Directions: From the entries below, report how many lines contain the string "Version". Give only that number.

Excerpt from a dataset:
[Begin]
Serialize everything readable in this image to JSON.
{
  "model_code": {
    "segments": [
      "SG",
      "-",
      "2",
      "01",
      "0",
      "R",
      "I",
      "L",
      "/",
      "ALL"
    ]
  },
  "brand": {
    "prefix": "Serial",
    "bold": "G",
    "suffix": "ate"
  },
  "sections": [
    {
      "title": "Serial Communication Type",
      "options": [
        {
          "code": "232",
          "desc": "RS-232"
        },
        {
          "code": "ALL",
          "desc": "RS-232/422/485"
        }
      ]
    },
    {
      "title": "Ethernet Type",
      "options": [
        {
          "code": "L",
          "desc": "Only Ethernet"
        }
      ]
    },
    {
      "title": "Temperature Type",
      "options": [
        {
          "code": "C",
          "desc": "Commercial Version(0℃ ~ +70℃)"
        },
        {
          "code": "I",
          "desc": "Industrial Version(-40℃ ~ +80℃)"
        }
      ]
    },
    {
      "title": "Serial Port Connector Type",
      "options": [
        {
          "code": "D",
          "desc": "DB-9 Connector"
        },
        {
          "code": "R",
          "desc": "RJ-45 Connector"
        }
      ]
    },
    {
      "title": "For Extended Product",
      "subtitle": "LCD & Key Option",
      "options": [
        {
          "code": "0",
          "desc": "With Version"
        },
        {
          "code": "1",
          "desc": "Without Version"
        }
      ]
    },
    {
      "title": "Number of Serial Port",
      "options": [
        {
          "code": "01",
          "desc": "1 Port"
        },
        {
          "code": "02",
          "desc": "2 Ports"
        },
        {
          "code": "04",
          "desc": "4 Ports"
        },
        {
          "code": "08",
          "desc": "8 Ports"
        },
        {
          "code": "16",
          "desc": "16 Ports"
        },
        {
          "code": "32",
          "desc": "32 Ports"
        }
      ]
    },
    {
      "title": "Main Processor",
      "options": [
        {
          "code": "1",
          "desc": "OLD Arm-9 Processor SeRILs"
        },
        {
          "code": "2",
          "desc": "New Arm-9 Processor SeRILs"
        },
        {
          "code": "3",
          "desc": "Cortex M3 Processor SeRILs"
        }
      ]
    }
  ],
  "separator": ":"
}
[End]
The response: 4